**Your goal**.
Word for word, restate every line of the listing that follows.

**Supplied data**.
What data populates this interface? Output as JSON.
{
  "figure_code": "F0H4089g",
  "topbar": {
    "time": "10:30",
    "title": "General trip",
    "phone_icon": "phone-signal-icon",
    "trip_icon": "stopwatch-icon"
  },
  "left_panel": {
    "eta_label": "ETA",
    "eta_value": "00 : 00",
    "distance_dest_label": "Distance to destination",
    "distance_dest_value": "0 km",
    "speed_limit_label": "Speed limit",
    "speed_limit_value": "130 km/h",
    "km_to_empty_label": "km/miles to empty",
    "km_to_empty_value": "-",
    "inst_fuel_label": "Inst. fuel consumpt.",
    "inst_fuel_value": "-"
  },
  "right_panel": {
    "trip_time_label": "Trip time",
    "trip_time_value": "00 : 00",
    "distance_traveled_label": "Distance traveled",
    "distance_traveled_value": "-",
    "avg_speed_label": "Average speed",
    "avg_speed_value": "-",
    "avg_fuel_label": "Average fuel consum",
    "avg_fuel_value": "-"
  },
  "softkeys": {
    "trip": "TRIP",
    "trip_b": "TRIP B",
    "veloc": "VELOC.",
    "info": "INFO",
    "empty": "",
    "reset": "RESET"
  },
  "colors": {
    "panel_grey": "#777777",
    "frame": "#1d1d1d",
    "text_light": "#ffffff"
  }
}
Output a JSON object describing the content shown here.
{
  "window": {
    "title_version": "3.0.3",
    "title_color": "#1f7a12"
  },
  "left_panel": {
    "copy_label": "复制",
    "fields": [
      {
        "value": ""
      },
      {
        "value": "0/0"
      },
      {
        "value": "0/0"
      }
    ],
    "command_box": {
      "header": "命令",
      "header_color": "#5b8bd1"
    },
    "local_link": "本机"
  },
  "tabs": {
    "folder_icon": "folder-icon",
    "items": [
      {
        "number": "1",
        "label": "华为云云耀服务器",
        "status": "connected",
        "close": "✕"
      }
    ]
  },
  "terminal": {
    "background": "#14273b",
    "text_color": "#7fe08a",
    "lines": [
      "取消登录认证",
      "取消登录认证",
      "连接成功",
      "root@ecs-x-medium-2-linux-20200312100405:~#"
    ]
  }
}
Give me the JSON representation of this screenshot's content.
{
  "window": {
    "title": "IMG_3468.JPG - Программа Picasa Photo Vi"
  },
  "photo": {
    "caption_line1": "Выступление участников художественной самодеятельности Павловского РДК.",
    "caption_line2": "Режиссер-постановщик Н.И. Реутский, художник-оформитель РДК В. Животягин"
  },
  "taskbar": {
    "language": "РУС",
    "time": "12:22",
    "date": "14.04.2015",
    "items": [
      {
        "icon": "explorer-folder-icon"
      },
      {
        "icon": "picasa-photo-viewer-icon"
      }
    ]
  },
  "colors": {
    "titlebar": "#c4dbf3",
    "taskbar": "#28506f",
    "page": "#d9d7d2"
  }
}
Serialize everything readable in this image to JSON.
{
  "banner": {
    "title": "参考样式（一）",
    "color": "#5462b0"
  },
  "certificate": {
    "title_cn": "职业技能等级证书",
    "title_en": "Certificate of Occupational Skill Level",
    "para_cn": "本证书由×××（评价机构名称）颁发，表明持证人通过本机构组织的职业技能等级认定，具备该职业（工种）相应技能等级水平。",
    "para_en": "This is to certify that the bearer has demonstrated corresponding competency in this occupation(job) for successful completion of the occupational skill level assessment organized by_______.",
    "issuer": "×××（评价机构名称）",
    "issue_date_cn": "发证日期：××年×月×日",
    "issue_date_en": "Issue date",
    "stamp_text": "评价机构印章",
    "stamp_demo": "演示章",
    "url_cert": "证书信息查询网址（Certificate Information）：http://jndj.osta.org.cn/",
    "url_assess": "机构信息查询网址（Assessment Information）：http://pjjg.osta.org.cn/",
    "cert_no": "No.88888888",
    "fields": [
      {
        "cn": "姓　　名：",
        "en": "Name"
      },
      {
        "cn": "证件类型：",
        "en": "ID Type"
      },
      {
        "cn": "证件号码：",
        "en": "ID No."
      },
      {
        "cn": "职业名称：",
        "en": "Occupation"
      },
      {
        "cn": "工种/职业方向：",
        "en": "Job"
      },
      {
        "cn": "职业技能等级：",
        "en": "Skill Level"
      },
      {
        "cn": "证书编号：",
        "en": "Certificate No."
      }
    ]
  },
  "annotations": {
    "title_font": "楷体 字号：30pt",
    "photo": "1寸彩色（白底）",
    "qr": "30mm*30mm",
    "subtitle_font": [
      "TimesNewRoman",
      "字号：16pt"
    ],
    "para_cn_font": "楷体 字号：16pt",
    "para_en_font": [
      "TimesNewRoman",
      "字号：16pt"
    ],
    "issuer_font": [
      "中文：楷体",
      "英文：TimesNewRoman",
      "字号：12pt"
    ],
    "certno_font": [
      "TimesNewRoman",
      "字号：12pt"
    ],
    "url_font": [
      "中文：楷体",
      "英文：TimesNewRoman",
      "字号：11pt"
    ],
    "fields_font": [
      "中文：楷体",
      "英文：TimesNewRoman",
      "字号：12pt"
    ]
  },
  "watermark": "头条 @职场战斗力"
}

**Result below**.
What data populates this interface? Output as JSON.
{
  "figure_code": "F0H4089g",
  "topbar": {
    "time": "10:30",
    "title": "General trip",
    "phone_icon": "phone-signal-icon",
    "trip_icon": "stopwatch-icon"
  },
  "left_panel": {
    "eta_label": "ETA",
    "eta_value": "00 : 00",
    "distance_dest_label": "Distance to destination",
    "distance_dest_value": "0 km",
    "speed_limit_label": "Speed limit",
    "speed_limit_value": "130 km/h",
    "km_to_empty_label": "km/miles to empty",
    "km_to_empty_value": "-",
    "inst_fuel_label": "Inst. fuel consumpt.",
    "inst_fuel_value": "-"
  },
  "right_panel": {
    "trip_time_label": "Trip time",
    "trip_time_value": "00 : 00",
    "distance_traveled_label": "Distance traveled",
    "distance_traveled_value": "-",
    "avg_speed_label": "Average speed",
    "avg_speed_value": "-",
    "avg_fuel_label": "Average fuel consum",
    "avg_fuel_value": "-"
  },
  "softkeys": {
    "trip": "TRIP",
    "trip_b": "TRIP B",
    "veloc": "VELOC.",
    "info": "INFO",
    "empty": "",
    "reset": "RESET"
  },
  "colors": {
    "panel_grey": "#777777",
    "frame": "#1d1d1d",
    "text_light": "#ffffff"
  }
}
Output a JSON object describing the content shown here.
{
  "window": {
    "title_version": "3.0.3",
    "title_color": "#1f7a12"
  },
  "left_panel": {
    "copy_label": "复制",
    "fields": [
      {
        "value": ""
      },
      {
        "value": "0/0"
      },
      {
        "value": "0/0"
      }
    ],
    "command_box": {
      "header": "命令",
      "header_color": "#5b8bd1"
    },
    "local_link": "本机"
  },
  "tabs": {
    "folder_icon": "folder-icon",
    "items": [
      {
        "number": "1",
        "label": "华为云云耀服务器",
        "status": "connected",
        "close": "✕"
      }
    ]
  },
  "terminal": {
    "background": "#14273b",
    "text_color": "#7fe08a",
    "lines": [
      "取消登录认证",
      "取消登录认证",
      "连接成功",
      "root@ecs-x-medium-2-linux-20200312100405:~#"
    ]
  }
}
Give me the JSON representation of this screenshot's content.
{
  "window": {
    "title": "IMG_3468.JPG - Программа Picasa Photo Vi"
  },
  "photo": {
    "caption_line1": "Выступление участников художественной самодеятельности Павловского РДК.",
    "caption_line2": "Режиссер-постановщик Н.И. Реутский, художник-оформитель РДК В. Животягин"
  },
  "taskbar": {
    "language": "РУС",
    "time": "12:22",
    "date": "14.04.2015",
    "items": [
      {
        "icon": "explorer-folder-icon"
      },
      {
        "icon": "picasa-photo-viewer-icon"
      }
    ]
  },
  "colors": {
    "titlebar": "#c4dbf3",
    "taskbar": "#28506f",
    "page": "#d9d7d2"
  }
}
Serialize everything readable in this image to JSON.
{
  "banner": {
    "title": "参考样式（一）",
    "color": "#5462b0"
  },
  "certificate": {
    "title_cn": "职业技能等级证书",
    "title_en": "Certificate of Occupational Skill Level",
    "para_cn": "本证书由×××（评价机构名称）颁发，表明持证人通过本机构组织的职业技能等级认定，具备该职业（工种）相应技能等级水平。",
    "para_en": "This is to certify that the bearer has demonstrated corresponding competency in this occupation(job) for successful completion of the occupational skill level assessment organized by_______.",
    "issuer": "×××（评价机构名称）",
    "issue_date_cn": "发证日期：××年×月×日",
    "issue_date_en": "Issue date",
    "stamp_text": "评价机构印章",
    "stamp_demo": "演示章",
    "url_cert": "证书信息查询网址（Certificate Information）：http://jndj.osta.org.cn/",
    "url_assess": "机构信息查询网址（Assessment Information）：http://pjjg.osta.org.cn/",
    "cert_no": "No.88888888",
    "fields": [
      {
        "cn": "姓　　名：",
        "en": "Name"
      },
      {
        "cn": "证件类型：",
        "en": "ID Type"
      },
      {
        "cn": "证件号码：",
        "en": "ID No."
      },
      {
        "cn": "职业名称：",
        "en": "Occupation"
      },
      {
        "cn": "工种/职业方向：",
        "en": "Job"
      },
      {
        "cn": "职业技能等级：",
        "en": "Skill Level"
      },
      {
        "cn": "证书编号：",
        "en": "Certificate No."
      }
    ]
  },
  "annotations": {
    "title_font": "楷体 字号：30pt",
    "photo": "1寸彩色（白底）",
    "qr": "30mm*30mm",
    "subtitle_font": [
      "TimesNewRoman",
      "字号：16pt"
    ],
    "para_cn_font": "楷体 字号：16pt",
    "para_en_font": [
      "TimesNewRoman",
      "字号：16pt"
    ],
    "issuer_font": [
      "中文：楷体",
      "英文：TimesNewRoman",
      "字号：12pt"
    ],
    "certno_font": [
      "TimesNewRoman",
      "字号：12pt"
    ],
    "url_font": [
      "中文：楷体",
      "英文：TimesNewRoman",
      "字号：11pt"
    ],
    "fields_font": [
      "中文：楷体",
      "英文：TimesNewRoman",
      "字号：12pt"
    ]
  },
  "watermark": "头条 @职场战斗力"
}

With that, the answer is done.